### Your task
Write out the material exactly. Do not include the pictures.

[BEGIN Listing]

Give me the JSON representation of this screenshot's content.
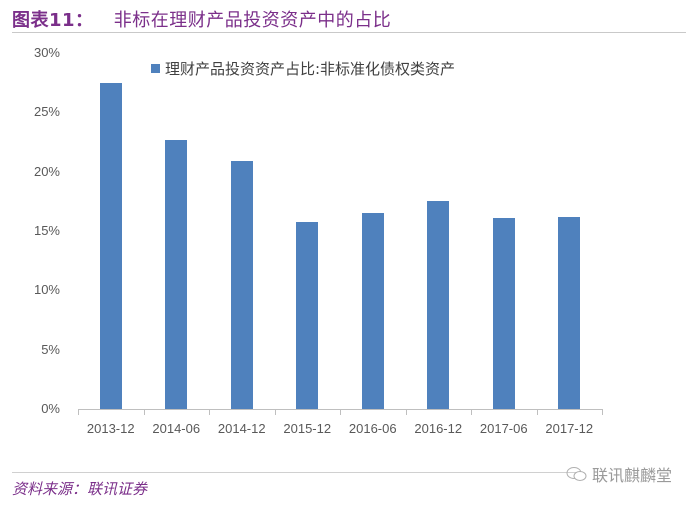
{
  "header": {
    "figure_label": "图表11：",
    "title": "非标在理财产品投资资产中的占比"
  },
  "footer": {
    "source": "资料来源：联讯证券",
    "watermark": "联讯麒麟堂",
    "watermark_icon": "wechat-icon"
  },
  "colors": {
    "bar": "#4f81bd",
    "title": "#7b2f8a",
    "axis_text": "#595959"
  },
  "chart_data": {
    "type": "bar",
    "title": "非标在理财产品投资资产中的占比",
    "categories": [
      "2013-12",
      "2014-06",
      "2014-12",
      "2015-12",
      "2016-06",
      "2016-12",
      "2017-06",
      "2017-12"
    ],
    "series": [
      {
        "name": "理财产品投资资产占比:非标准化债权类资产",
        "values": [
          27.5,
          22.7,
          20.9,
          15.8,
          16.5,
          17.5,
          16.1,
          16.2
        ]
      }
    ],
    "xlabel": "",
    "ylabel": "",
    "ylim": [
      0,
      30
    ],
    "yticks": [
      "0%",
      "5%",
      "10%",
      "15%",
      "20%",
      "25%",
      "30%"
    ],
    "grid": false,
    "legend_position": "top-center",
    "unit": "%"
  }
}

[END Listing]

### Response to this task
Give me the JSON representation of this screenshot's content.
{
  "header": {
    "figure_label": "图表11：",
    "title": "非标在理财产品投资资产中的占比"
  },
  "footer": {
    "source": "资料来源：联讯证券",
    "watermark": "联讯麒麟堂",
    "watermark_icon": "wechat-icon"
  },
  "colors": {
    "bar": "#4f81bd",
    "title": "#7b2f8a",
    "axis_text": "#595959"
  },
  "chart_data": {
    "type": "bar",
    "title": "非标在理财产品投资资产中的占比",
    "categories": [
      "2013-12",
      "2014-06",
      "2014-12",
      "2015-12",
      "2016-06",
      "2016-12",
      "2017-06",
      "2017-12"
    ],
    "series": [
      {
        "name": "理财产品投资资产占比:非标准化债权类资产",
        "values": [
          27.5,
          22.7,
          20.9,
          15.8,
          16.5,
          17.5,
          16.1,
          16.2
        ]
      }
    ],
    "xlabel": "",
    "ylabel": "",
    "ylim": [
      0,
      30
    ],
    "yticks": [
      "0%",
      "5%",
      "10%",
      "15%",
      "20%",
      "25%",
      "30%"
    ],
    "grid": false,
    "legend_position": "top-center",
    "unit": "%"
  }
}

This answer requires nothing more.